PROBLEM TO WORK ON |
Pictures do not belong in the copy; transcribe everything else in the records exactly.
----------------------------------------
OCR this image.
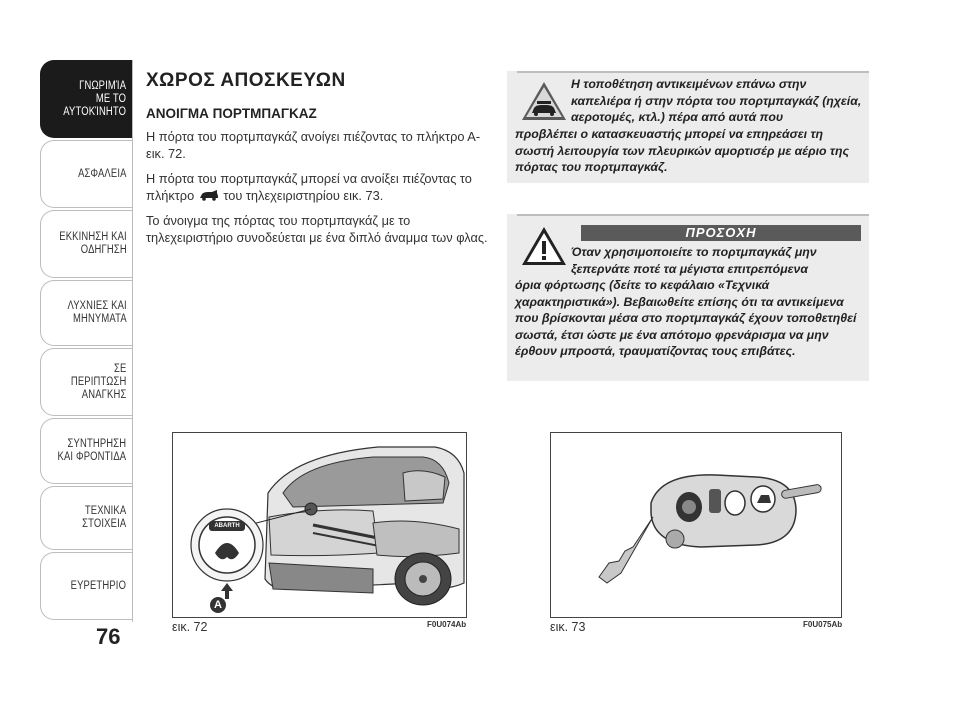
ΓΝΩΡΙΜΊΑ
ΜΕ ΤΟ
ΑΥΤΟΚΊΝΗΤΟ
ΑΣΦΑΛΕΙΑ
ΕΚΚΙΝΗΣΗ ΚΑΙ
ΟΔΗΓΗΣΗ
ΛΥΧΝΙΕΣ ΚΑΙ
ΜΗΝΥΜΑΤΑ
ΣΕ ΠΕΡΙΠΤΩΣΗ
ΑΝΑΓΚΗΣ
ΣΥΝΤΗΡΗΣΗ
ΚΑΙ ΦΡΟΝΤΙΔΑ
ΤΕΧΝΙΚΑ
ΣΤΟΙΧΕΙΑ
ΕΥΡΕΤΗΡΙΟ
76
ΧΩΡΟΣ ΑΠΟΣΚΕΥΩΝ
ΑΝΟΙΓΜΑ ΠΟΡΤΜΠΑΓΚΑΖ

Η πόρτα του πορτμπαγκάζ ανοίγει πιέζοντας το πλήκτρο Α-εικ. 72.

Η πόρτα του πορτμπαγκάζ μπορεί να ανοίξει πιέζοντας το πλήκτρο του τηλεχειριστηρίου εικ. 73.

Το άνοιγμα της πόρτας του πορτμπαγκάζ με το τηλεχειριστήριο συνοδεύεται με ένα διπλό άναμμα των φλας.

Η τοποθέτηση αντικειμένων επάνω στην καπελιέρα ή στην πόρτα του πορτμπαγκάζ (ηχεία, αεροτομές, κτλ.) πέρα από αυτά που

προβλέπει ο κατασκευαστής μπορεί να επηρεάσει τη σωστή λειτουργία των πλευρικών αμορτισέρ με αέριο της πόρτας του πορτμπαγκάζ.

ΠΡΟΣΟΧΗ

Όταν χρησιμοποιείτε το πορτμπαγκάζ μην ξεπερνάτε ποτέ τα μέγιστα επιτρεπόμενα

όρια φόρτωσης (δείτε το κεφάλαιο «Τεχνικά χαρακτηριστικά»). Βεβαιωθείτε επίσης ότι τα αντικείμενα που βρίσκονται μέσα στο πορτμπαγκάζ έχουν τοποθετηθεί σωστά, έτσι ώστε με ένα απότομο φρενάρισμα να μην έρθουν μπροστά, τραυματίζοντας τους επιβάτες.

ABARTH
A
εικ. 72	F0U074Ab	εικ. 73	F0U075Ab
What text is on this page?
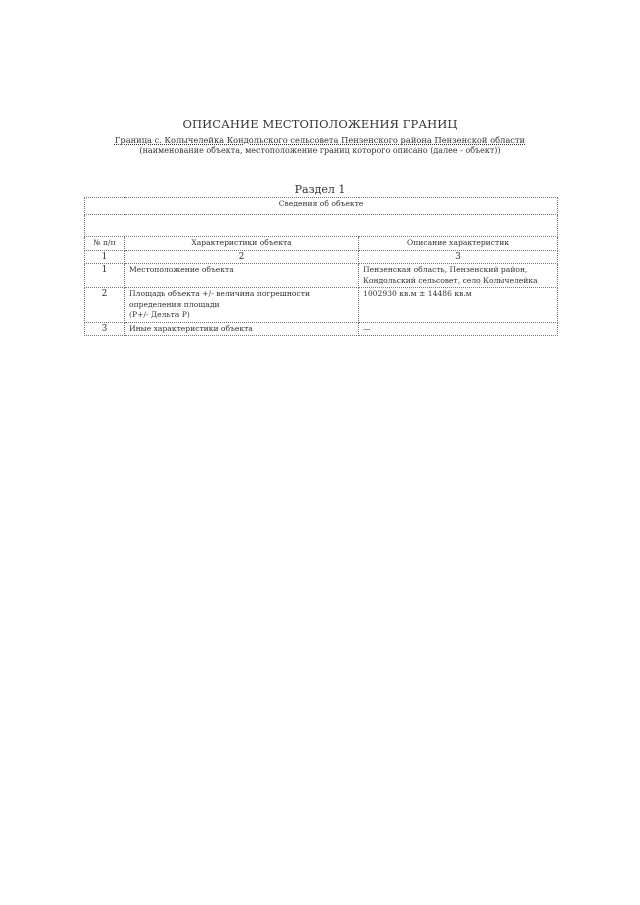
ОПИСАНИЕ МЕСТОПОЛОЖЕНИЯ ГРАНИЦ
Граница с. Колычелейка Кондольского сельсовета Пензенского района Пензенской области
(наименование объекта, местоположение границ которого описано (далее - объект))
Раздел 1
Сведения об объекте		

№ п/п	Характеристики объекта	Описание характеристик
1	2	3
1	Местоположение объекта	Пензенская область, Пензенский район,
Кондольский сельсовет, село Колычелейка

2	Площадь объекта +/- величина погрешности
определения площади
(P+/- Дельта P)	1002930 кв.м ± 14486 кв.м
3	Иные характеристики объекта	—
----------------------------------------
RESPONSE TO THIS TASK |
OCR this image.
ΓΝΩΡΙΜΊΑ
ΜΕ ΤΟ
ΑΥΤΟΚΊΝΗΤΟ
ΑΣΦΑΛΕΙΑ
ΕΚΚΙΝΗΣΗ ΚΑΙ
ΟΔΗΓΗΣΗ
ΛΥΧΝΙΕΣ ΚΑΙ
ΜΗΝΥΜΑΤΑ
ΣΕ ΠΕΡΙΠΤΩΣΗ
ΑΝΑΓΚΗΣ
ΣΥΝΤΗΡΗΣΗ
ΚΑΙ ΦΡΟΝΤΙΔΑ
ΤΕΧΝΙΚΑ
ΣΤΟΙΧΕΙΑ
ΕΥΡΕΤΗΡΙΟ
76
ΧΩΡΟΣ ΑΠΟΣΚΕΥΩΝ
ΑΝΟΙΓΜΑ ΠΟΡΤΜΠΑΓΚΑΖ

Η πόρτα του πορτμπαγκάζ ανοίγει πιέζοντας το πλήκτρο Α-εικ. 72.

Η πόρτα του πορτμπαγκάζ μπορεί να ανοίξει πιέζοντας το πλήκτρο του τηλεχειριστηρίου εικ. 73.

Το άνοιγμα της πόρτας του πορτμπαγκάζ με το τηλεχειριστήριο συνοδεύεται με ένα διπλό άναμμα των φλας.

Η τοποθέτηση αντικειμένων επάνω στην καπελιέρα ή στην πόρτα του πορτμπαγκάζ (ηχεία, αεροτομές, κτλ.) πέρα από αυτά που

προβλέπει ο κατασκευαστής μπορεί να επηρεάσει τη σωστή λειτουργία των πλευρικών αμορτισέρ με αέριο της πόρτας του πορτμπαγκάζ.

ΠΡΟΣΟΧΗ

Όταν χρησιμοποιείτε το πορτμπαγκάζ μην ξεπερνάτε ποτέ τα μέγιστα επιτρεπόμενα

όρια φόρτωσης (δείτε το κεφάλαιο «Τεχνικά χαρακτηριστικά»). Βεβαιωθείτε επίσης ότι τα αντικείμενα που βρίσκονται μέσα στο πορτμπαγκάζ έχουν τοποθετηθεί σωστά, έτσι ώστε με ένα απότομο φρενάρισμα να μην έρθουν μπροστά, τραυματίζοντας τους επιβάτες.

ABARTH
A
εικ. 72	F0U074Ab	εικ. 73	F0U075Ab
What text is on this page?
ОПИСАНИЕ МЕСТОПОЛОЖЕНИЯ ГРАНИЦ
Граница с. Колычелейка Кондольского сельсовета Пензенского района Пензенской области
(наименование объекта, местоположение границ которого описано (далее - объект))
Раздел 1
Сведения об объекте		

№ п/п	Характеристики объекта	Описание характеристик
1	2	3
1	Местоположение объекта	Пензенская область, Пензенский район,
Кондольский сельсовет, село Колычелейка

2	Площадь объекта +/- величина погрешности
определения площади
(P+/- Дельта P)	1002930 кв.м ± 14486 кв.м
3	Иные характеристики объекта	—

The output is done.